RECORD EXCERPTS

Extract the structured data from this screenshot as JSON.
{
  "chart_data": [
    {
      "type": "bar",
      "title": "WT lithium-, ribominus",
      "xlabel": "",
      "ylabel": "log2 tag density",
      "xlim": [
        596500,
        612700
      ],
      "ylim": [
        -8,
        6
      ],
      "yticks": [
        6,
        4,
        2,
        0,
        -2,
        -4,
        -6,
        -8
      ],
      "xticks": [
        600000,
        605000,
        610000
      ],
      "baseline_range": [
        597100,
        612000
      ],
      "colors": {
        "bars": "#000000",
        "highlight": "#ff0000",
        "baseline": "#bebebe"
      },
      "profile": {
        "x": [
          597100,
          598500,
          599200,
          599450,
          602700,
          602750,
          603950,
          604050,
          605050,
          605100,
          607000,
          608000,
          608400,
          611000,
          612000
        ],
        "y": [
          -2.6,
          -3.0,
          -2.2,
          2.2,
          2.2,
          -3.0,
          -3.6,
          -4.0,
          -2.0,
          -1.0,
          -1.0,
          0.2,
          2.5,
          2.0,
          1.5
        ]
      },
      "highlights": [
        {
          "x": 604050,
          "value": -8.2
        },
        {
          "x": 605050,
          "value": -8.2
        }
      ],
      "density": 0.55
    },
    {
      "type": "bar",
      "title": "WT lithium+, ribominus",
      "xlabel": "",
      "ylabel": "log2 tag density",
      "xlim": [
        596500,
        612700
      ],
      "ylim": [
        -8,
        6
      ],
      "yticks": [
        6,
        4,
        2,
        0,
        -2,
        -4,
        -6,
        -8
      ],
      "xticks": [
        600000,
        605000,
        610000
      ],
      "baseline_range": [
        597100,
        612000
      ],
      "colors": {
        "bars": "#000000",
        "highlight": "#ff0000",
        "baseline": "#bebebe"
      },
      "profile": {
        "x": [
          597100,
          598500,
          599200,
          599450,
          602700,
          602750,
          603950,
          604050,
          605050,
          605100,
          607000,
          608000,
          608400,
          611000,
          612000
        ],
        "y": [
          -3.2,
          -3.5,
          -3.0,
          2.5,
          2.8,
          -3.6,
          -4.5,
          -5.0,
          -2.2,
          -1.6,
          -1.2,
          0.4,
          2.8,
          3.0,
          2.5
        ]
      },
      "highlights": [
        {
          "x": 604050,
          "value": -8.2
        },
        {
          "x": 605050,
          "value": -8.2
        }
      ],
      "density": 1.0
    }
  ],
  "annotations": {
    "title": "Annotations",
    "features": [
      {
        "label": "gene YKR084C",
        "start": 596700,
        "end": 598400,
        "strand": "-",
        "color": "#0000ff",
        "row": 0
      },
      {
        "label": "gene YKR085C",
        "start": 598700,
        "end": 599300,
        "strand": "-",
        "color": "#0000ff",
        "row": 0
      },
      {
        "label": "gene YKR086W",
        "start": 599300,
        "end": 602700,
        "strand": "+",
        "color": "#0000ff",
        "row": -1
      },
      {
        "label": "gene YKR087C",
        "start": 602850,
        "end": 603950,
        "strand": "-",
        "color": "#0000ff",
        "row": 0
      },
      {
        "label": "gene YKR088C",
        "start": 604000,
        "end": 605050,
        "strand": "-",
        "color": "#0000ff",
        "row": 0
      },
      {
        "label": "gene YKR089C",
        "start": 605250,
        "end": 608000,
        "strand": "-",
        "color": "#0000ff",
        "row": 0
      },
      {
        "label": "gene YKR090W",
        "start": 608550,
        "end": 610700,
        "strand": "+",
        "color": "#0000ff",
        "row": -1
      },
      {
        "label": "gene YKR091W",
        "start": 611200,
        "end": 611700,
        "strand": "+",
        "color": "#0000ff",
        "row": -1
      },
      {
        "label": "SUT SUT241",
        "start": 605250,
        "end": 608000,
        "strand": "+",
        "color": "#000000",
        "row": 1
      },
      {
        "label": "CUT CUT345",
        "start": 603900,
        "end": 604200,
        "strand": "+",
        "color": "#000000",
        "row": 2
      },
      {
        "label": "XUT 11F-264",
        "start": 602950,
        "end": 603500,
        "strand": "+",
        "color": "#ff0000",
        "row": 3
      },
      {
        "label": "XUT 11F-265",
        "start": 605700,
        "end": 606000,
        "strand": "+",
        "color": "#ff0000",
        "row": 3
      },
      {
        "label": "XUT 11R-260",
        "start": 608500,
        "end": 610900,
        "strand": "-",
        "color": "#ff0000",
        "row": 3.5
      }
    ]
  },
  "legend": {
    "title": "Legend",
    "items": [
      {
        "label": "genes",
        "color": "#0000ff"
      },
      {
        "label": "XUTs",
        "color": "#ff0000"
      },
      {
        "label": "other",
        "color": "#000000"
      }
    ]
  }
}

ACTIVITY
Please transcribe the listing in full. Keep each line exact.

WORKED SOLUTION
Extract the structured data from this screenshot as JSON.
{
  "chart_data": [
    {
      "type": "bar",
      "title": "WT lithium-, ribominus",
      "xlabel": "",
      "ylabel": "log2 tag density",
      "xlim": [
        596500,
        612700
      ],
      "ylim": [
        -8,
        6
      ],
      "yticks": [
        6,
        4,
        2,
        0,
        -2,
        -4,
        -6,
        -8
      ],
      "xticks": [
        600000,
        605000,
        610000
      ],
      "baseline_range": [
        597100,
        612000
      ],
      "colors": {
        "bars": "#000000",
        "highlight": "#ff0000",
        "baseline": "#bebebe"
      },
      "profile": {
        "x": [
          597100,
          598500,
          599200,
          599450,
          602700,
          602750,
          603950,
          604050,
          605050,
          605100,
          607000,
          608000,
          608400,
          611000,
          612000
        ],
        "y": [
          -2.6,
          -3.0,
          -2.2,
          2.2,
          2.2,
          -3.0,
          -3.6,
          -4.0,
          -2.0,
          -1.0,
          -1.0,
          0.2,
          2.5,
          2.0,
          1.5
        ]
      },
      "highlights": [
        {
          "x": 604050,
          "value": -8.2
        },
        {
          "x": 605050,
          "value": -8.2
        }
      ],
      "density": 0.55
    },
    {
      "type": "bar",
      "title": "WT lithium+, ribominus",
      "xlabel": "",
      "ylabel": "log2 tag density",
      "xlim": [
        596500,
        612700
      ],
      "ylim": [
        -8,
        6
      ],
      "yticks": [
        6,
        4,
        2,
        0,
        -2,
        -4,
        -6,
        -8
      ],
      "xticks": [
        600000,
        605000,
        610000
      ],
      "baseline_range": [
        597100,
        612000
      ],
      "colors": {
        "bars": "#000000",
        "highlight": "#ff0000",
        "baseline": "#bebebe"
      },
      "profile": {
        "x": [
          597100,
          598500,
          599200,
          599450,
          602700,
          602750,
          603950,
          604050,
          605050,
          605100,
          607000,
          608000,
          608400,
          611000,
          612000
        ],
        "y": [
          -3.2,
          -3.5,
          -3.0,
          2.5,
          2.8,
          -3.6,
          -4.5,
          -5.0,
          -2.2,
          -1.6,
          -1.2,
          0.4,
          2.8,
          3.0,
          2.5
        ]
      },
      "highlights": [
        {
          "x": 604050,
          "value": -8.2
        },
        {
          "x": 605050,
          "value": -8.2
        }
      ],
      "density": 1.0
    }
  ],
  "annotations": {
    "title": "Annotations",
    "features": [
      {
        "label": "gene YKR084C",
        "start": 596700,
        "end": 598400,
        "strand": "-",
        "color": "#0000ff",
        "row": 0
      },
      {
        "label": "gene YKR085C",
        "start": 598700,
        "end": 599300,
        "strand": "-",
        "color": "#0000ff",
        "row": 0
      },
      {
        "label": "gene YKR086W",
        "start": 599300,
        "end": 602700,
        "strand": "+",
        "color": "#0000ff",
        "row": -1
      },
      {
        "label": "gene YKR087C",
        "start": 602850,
        "end": 603950,
        "strand": "-",
        "color": "#0000ff",
        "row": 0
      },
      {
        "label": "gene YKR088C",
        "start": 604000,
        "end": 605050,
        "strand": "-",
        "color": "#0000ff",
        "row": 0
      },
      {
        "label": "gene YKR089C",
        "start": 605250,
        "end": 608000,
        "strand": "-",
        "color": "#0000ff",
        "row": 0
      },
      {
        "label": "gene YKR090W",
        "start": 608550,
        "end": 610700,
        "strand": "+",
        "color": "#0000ff",
        "row": -1
      },
      {
        "label": "gene YKR091W",
        "start": 611200,
        "end": 611700,
        "strand": "+",
        "color": "#0000ff",
        "row": -1
      },
      {
        "label": "SUT SUT241",
        "start": 605250,
        "end": 608000,
        "strand": "+",
        "color": "#000000",
        "row": 1
      },
      {
        "label": "CUT CUT345",
        "start": 603900,
        "end": 604200,
        "strand": "+",
        "color": "#000000",
        "row": 2
      },
      {
        "label": "XUT 11F-264",
        "start": 602950,
        "end": 603500,
        "strand": "+",
        "color": "#ff0000",
        "row": 3
      },
      {
        "label": "XUT 11F-265",
        "start": 605700,
        "end": 606000,
        "strand": "+",
        "color": "#ff0000",
        "row": 3
      },
      {
        "label": "XUT 11R-260",
        "start": 608500,
        "end": 610900,
        "strand": "-",
        "color": "#ff0000",
        "row": 3.5
      }
    ]
  },
  "legend": {
    "title": "Legend",
    "items": [
      {
        "label": "genes",
        "color": "#0000ff"
      },
      {
        "label": "XUTs",
        "color": "#ff0000"
      },
      {
        "label": "other",
        "color": "#000000"
      }
    ]
  }
}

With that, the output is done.